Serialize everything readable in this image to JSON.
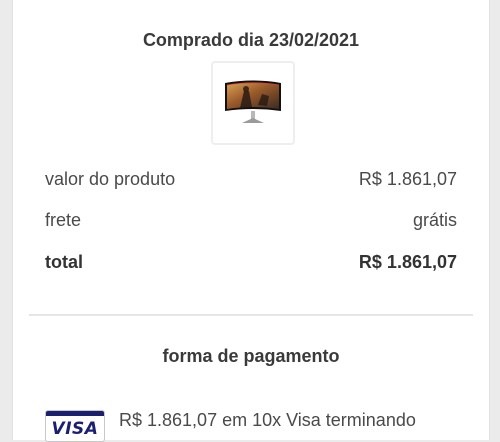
{
  "purchase": {
    "date_heading": "Comprado dia 23/02/2021"
  },
  "product": {
    "image_icon": "curved-monitor-icon"
  },
  "summary": {
    "rows": [
      {
        "label": "valor do produto",
        "value": "R$ 1.861,07"
      },
      {
        "label": "frete",
        "value": "grátis"
      },
      {
        "label": "total",
        "value": "R$ 1.861,07"
      }
    ]
  },
  "payment": {
    "title": "forma de pagamento",
    "card_brand": "VISA",
    "description": "R$ 1.861,07 em 10x Visa terminando"
  },
  "colors": {
    "visa_blue": "#1a1f71",
    "background": "#ebebeb",
    "card": "#ffffff"
  }
}
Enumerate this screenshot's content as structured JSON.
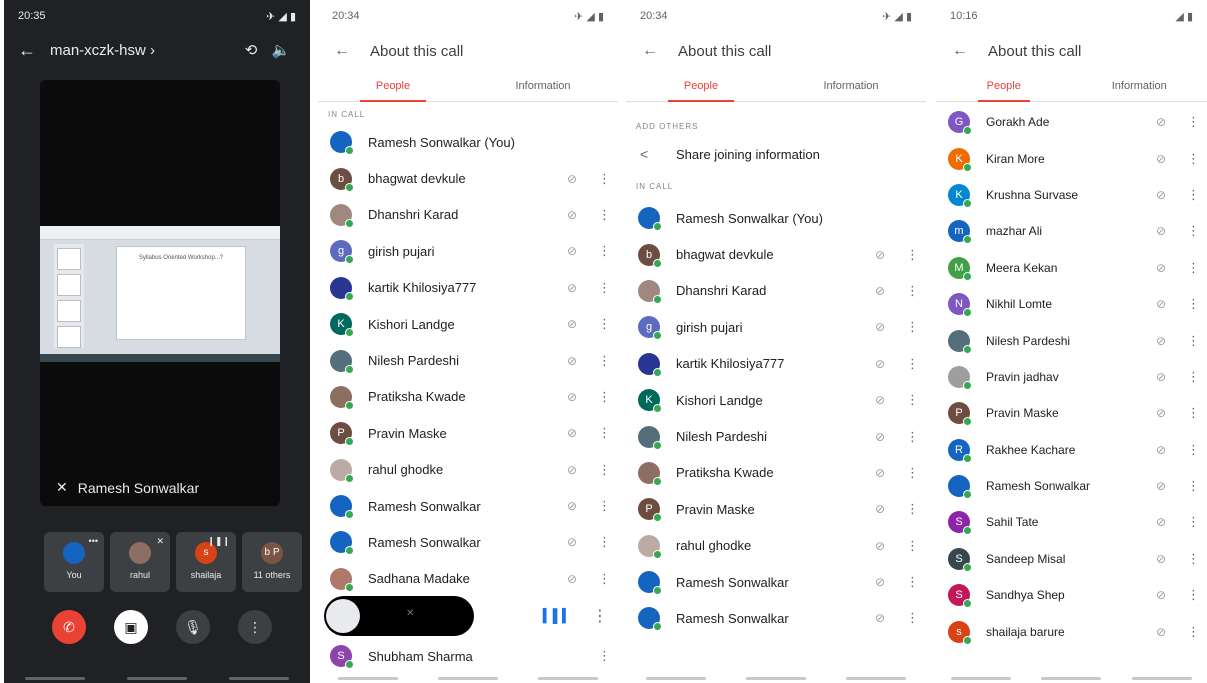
{
  "screen1": {
    "status_time": "20:35",
    "meeting_code": "man-xczk-hsw",
    "presenting_name": "Ramesh Sonwalkar",
    "slide_title": "Syllabus Oriented Workshop...?",
    "tiles": [
      {
        "label": "You",
        "color": "#1565c0",
        "letter": "",
        "mini": "•••"
      },
      {
        "label": "rahul",
        "color": "#8d6e63",
        "letter": "",
        "mini": "✕"
      },
      {
        "label": "shailaja",
        "color": "#d84315",
        "letter": "s",
        "mini": "❙❚❙"
      },
      {
        "label": "11 others",
        "color": "#795548",
        "letter": "b P",
        "mini": ""
      }
    ]
  },
  "screen2": {
    "status_time": "20:34",
    "title": "About this call",
    "tab_people": "People",
    "tab_info": "Information",
    "section_in_call": "IN CALL",
    "people": [
      {
        "name": "Ramesh Sonwalkar (You)",
        "color": "#1565c0",
        "letter": "",
        "you": true
      },
      {
        "name": "bhagwat devkule",
        "color": "#6d4c41",
        "letter": "b"
      },
      {
        "name": "Dhanshri Karad",
        "color": "#a1887f",
        "letter": ""
      },
      {
        "name": "girish pujari",
        "color": "#5c6bc0",
        "letter": "g"
      },
      {
        "name": "kartik Khilosiya777",
        "color": "#283593",
        "letter": ""
      },
      {
        "name": "Kishori Landge",
        "color": "#00695c",
        "letter": "K"
      },
      {
        "name": "Nilesh Pardeshi",
        "color": "#546e7a",
        "letter": ""
      },
      {
        "name": "Pratiksha Kwade",
        "color": "#8d6e63",
        "letter": ""
      },
      {
        "name": "Pravin Maske",
        "color": "#6d4c41",
        "letter": "P"
      },
      {
        "name": "rahul ghodke",
        "color": "#bcaaa4",
        "letter": ""
      },
      {
        "name": "Ramesh Sonwalkar",
        "color": "#1565c0",
        "letter": ""
      },
      {
        "name": "Ramesh Sonwalkar",
        "color": "#1565c0",
        "letter": ""
      },
      {
        "name": "Sadhana Madake",
        "color": "#ad7a6a",
        "letter": ""
      }
    ],
    "last_person": {
      "name": "Shubham Sharma",
      "color": "#8e44ad",
      "letter": "S"
    }
  },
  "screen3": {
    "status_time": "20:34",
    "title": "About this call",
    "tab_people": "People",
    "tab_info": "Information",
    "section_add": "ADD OTHERS",
    "share_label": "Share joining information",
    "section_in_call": "IN CALL",
    "people": [
      {
        "name": "Ramesh Sonwalkar (You)",
        "color": "#1565c0",
        "letter": "",
        "you": true
      },
      {
        "name": "bhagwat devkule",
        "color": "#6d4c41",
        "letter": "b"
      },
      {
        "name": "Dhanshri Karad",
        "color": "#a1887f",
        "letter": ""
      },
      {
        "name": "girish pujari",
        "color": "#5c6bc0",
        "letter": "g"
      },
      {
        "name": "kartik Khilosiya777",
        "color": "#283593",
        "letter": ""
      },
      {
        "name": "Kishori Landge",
        "color": "#00695c",
        "letter": "K"
      },
      {
        "name": "Nilesh Pardeshi",
        "color": "#546e7a",
        "letter": ""
      },
      {
        "name": "Pratiksha Kwade",
        "color": "#8d6e63",
        "letter": ""
      },
      {
        "name": "Pravin Maske",
        "color": "#6d4c41",
        "letter": "P"
      },
      {
        "name": "rahul ghodke",
        "color": "#bcaaa4",
        "letter": ""
      },
      {
        "name": "Ramesh Sonwalkar",
        "color": "#1565c0",
        "letter": ""
      },
      {
        "name": "Ramesh Sonwalkar",
        "color": "#1565c0",
        "letter": ""
      }
    ]
  },
  "screen4": {
    "status_time": "10:16",
    "title": "About this call",
    "tab_people": "People",
    "tab_info": "Information",
    "people": [
      {
        "name": "Gorakh Ade",
        "color": "#7e57c2",
        "letter": "G"
      },
      {
        "name": "Kiran More",
        "color": "#ef6c00",
        "letter": "K"
      },
      {
        "name": "Krushna Survase",
        "color": "#0288d1",
        "letter": "K"
      },
      {
        "name": "mazhar Ali",
        "color": "#1565c0",
        "letter": "m"
      },
      {
        "name": "Meera Kekan",
        "color": "#43a047",
        "letter": "M"
      },
      {
        "name": "Nikhil Lomte",
        "color": "#7e57c2",
        "letter": "N"
      },
      {
        "name": "Nilesh Pardeshi",
        "color": "#546e7a",
        "letter": ""
      },
      {
        "name": "Pravin jadhav",
        "color": "#9e9e9e",
        "letter": ""
      },
      {
        "name": "Pravin Maske",
        "color": "#6d4c41",
        "letter": "P"
      },
      {
        "name": "Rakhee Kachare",
        "color": "#1565c0",
        "letter": "R"
      },
      {
        "name": "Ramesh Sonwalkar",
        "color": "#1565c0",
        "letter": ""
      },
      {
        "name": "Sahil Tate",
        "color": "#8e24aa",
        "letter": "S"
      },
      {
        "name": "Sandeep Misal",
        "color": "#37474f",
        "letter": "S"
      },
      {
        "name": "Sandhya Shep",
        "color": "#c2185b",
        "letter": "S"
      },
      {
        "name": "shailaja barure",
        "color": "#d84315",
        "letter": "s"
      }
    ]
  }
}
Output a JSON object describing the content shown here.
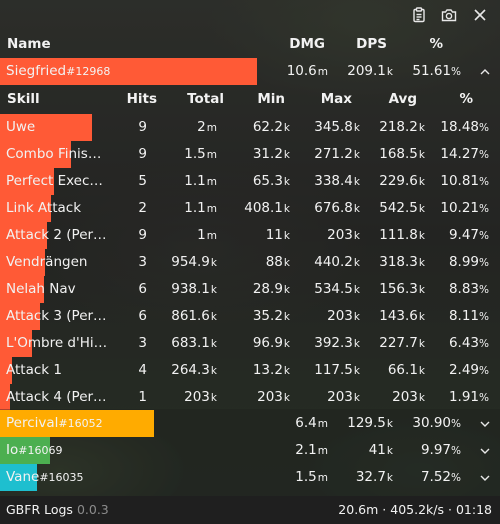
{
  "toolbar": {
    "icons": [
      "clipboard-icon",
      "camera-icon",
      "close-icon"
    ]
  },
  "header": {
    "name": "Name",
    "dmg": "DMG",
    "dps": "DPS",
    "pct": "%"
  },
  "players": [
    {
      "name": "Siegfried",
      "id": "#12968",
      "dmg": "10.6",
      "dmg_unit": "m",
      "dps": "209.1",
      "dps_unit": "k",
      "pct": "51.61",
      "share": 0.5161,
      "color": "#ff5a36",
      "expanded": true
    },
    {
      "name": "Percival",
      "id": "#16052",
      "dmg": "6.4",
      "dmg_unit": "m",
      "dps": "129.5",
      "dps_unit": "k",
      "pct": "30.90",
      "share": 0.309,
      "color": "#ffab00",
      "expanded": false
    },
    {
      "name": "Io",
      "id": "#16069",
      "dmg": "2.1",
      "dmg_unit": "m",
      "dps": "41",
      "dps_unit": "k",
      "pct": "9.97",
      "share": 0.0997,
      "color": "#4caf50",
      "expanded": false
    },
    {
      "name": "Vane",
      "id": "#16035",
      "dmg": "1.5",
      "dmg_unit": "m",
      "dps": "32.7",
      "dps_unit": "k",
      "pct": "7.52",
      "share": 0.0752,
      "color": "#1ebfcf",
      "expanded": false
    }
  ],
  "skill_header": {
    "skill": "Skill",
    "hits": "Hits",
    "total": "Total",
    "min": "Min",
    "max": "Max",
    "avg": "Avg",
    "pct": "%"
  },
  "skills": [
    {
      "name": "Uwe",
      "hits": "9",
      "total": [
        "2",
        "m"
      ],
      "min": [
        "62.2",
        "k"
      ],
      "max": [
        "345.8",
        "k"
      ],
      "avg": [
        "218.2",
        "k"
      ],
      "pct": "18.48",
      "share": 0.1848
    },
    {
      "name": "Combo Finis…",
      "hits": "9",
      "total": [
        "1.5",
        "m"
      ],
      "min": [
        "31.2",
        "k"
      ],
      "max": [
        "271.2",
        "k"
      ],
      "avg": [
        "168.5",
        "k"
      ],
      "pct": "14.27",
      "share": 0.1427
    },
    {
      "name": "Perfect Exec…",
      "hits": "5",
      "total": [
        "1.1",
        "m"
      ],
      "min": [
        "65.3",
        "k"
      ],
      "max": [
        "338.4",
        "k"
      ],
      "avg": [
        "229.6",
        "k"
      ],
      "pct": "10.81",
      "share": 0.1081
    },
    {
      "name": "Link Attack",
      "hits": "2",
      "total": [
        "1.1",
        "m"
      ],
      "min": [
        "408.1",
        "k"
      ],
      "max": [
        "676.8",
        "k"
      ],
      "avg": [
        "542.5",
        "k"
      ],
      "pct": "10.21",
      "share": 0.1021
    },
    {
      "name": "Attack 2 (Per…",
      "hits": "9",
      "total": [
        "1",
        "m"
      ],
      "min": [
        "11",
        "k"
      ],
      "max": [
        "203",
        "k"
      ],
      "avg": [
        "111.8",
        "k"
      ],
      "pct": "9.47",
      "share": 0.0947
    },
    {
      "name": "Vendrängen",
      "hits": "3",
      "total": [
        "954.9",
        "k"
      ],
      "min": [
        "88",
        "k"
      ],
      "max": [
        "440.2",
        "k"
      ],
      "avg": [
        "318.3",
        "k"
      ],
      "pct": "8.99",
      "share": 0.0899
    },
    {
      "name": "Nelah Nav",
      "hits": "6",
      "total": [
        "938.1",
        "k"
      ],
      "min": [
        "28.9",
        "k"
      ],
      "max": [
        "534.5",
        "k"
      ],
      "avg": [
        "156.3",
        "k"
      ],
      "pct": "8.83",
      "share": 0.0883
    },
    {
      "name": "Attack 3 (Per…",
      "hits": "6",
      "total": [
        "861.6",
        "k"
      ],
      "min": [
        "35.2",
        "k"
      ],
      "max": [
        "203",
        "k"
      ],
      "avg": [
        "143.6",
        "k"
      ],
      "pct": "8.11",
      "share": 0.0811
    },
    {
      "name": "L'Ombre d'Hi…",
      "hits": "3",
      "total": [
        "683.1",
        "k"
      ],
      "min": [
        "96.9",
        "k"
      ],
      "max": [
        "392.3",
        "k"
      ],
      "avg": [
        "227.7",
        "k"
      ],
      "pct": "6.43",
      "share": 0.0643
    },
    {
      "name": "Attack 1",
      "hits": "4",
      "total": [
        "264.3",
        "k"
      ],
      "min": [
        "13.2",
        "k"
      ],
      "max": [
        "117.5",
        "k"
      ],
      "avg": [
        "66.1",
        "k"
      ],
      "pct": "2.49",
      "share": 0.0249
    },
    {
      "name": "Attack 4 (Per…",
      "hits": "1",
      "total": [
        "203",
        "k"
      ],
      "min": [
        "203",
        "k"
      ],
      "max": [
        "203",
        "k"
      ],
      "avg": [
        "203",
        "k"
      ],
      "pct": "1.91",
      "share": 0.0191
    }
  ],
  "footer": {
    "app_name": "GBFR Logs",
    "version": "0.0.3",
    "total_dmg": "20.6m",
    "total_dps": "405.2k/s",
    "duration": "01:18",
    "sep": "·"
  }
}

**********

Set problem
Pick every line with "Attack" in it and copy it.

Correct answer
      "name": "Link Attack",
      "name": "Attack 2 (Per…",
      "name": "Attack 3 (Per…",
      "name": "Attack 1",
      "name": "Attack 4 (Per…",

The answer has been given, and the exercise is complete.